- **REQUIRED TASK**
Could you output each line of the data that follows exactly?

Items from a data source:
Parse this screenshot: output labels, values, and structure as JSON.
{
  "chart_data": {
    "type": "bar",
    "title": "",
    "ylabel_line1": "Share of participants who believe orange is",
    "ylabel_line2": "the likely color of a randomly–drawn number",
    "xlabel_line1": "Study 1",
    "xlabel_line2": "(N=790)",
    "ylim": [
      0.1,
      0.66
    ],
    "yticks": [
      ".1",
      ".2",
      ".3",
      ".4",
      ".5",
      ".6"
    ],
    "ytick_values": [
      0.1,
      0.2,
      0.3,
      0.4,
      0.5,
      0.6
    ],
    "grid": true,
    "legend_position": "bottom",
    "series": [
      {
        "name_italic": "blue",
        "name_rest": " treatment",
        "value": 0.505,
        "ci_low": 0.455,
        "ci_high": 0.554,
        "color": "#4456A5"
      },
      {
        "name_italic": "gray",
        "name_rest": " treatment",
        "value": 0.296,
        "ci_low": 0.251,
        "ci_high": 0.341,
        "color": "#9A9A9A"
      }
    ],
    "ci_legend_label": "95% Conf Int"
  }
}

- **EXERCISE RESULT**
Parse this screenshot: output labels, values, and structure as JSON.
{
  "chart_data": {
    "type": "bar",
    "title": "",
    "ylabel_line1": "Share of participants who believe orange is",
    "ylabel_line2": "the likely color of a randomly–drawn number",
    "xlabel_line1": "Study 1",
    "xlabel_line2": "(N=790)",
    "ylim": [
      0.1,
      0.66
    ],
    "yticks": [
      ".1",
      ".2",
      ".3",
      ".4",
      ".5",
      ".6"
    ],
    "ytick_values": [
      0.1,
      0.2,
      0.3,
      0.4,
      0.5,
      0.6
    ],
    "grid": true,
    "legend_position": "bottom",
    "series": [
      {
        "name_italic": "blue",
        "name_rest": " treatment",
        "value": 0.505,
        "ci_low": 0.455,
        "ci_high": 0.554,
        "color": "#4456A5"
      },
      {
        "name_italic": "gray",
        "name_rest": " treatment",
        "value": 0.296,
        "ci_low": 0.251,
        "ci_high": 0.341,
        "color": "#9A9A9A"
      }
    ],
    "ci_legend_label": "95% Conf Int"
  }
}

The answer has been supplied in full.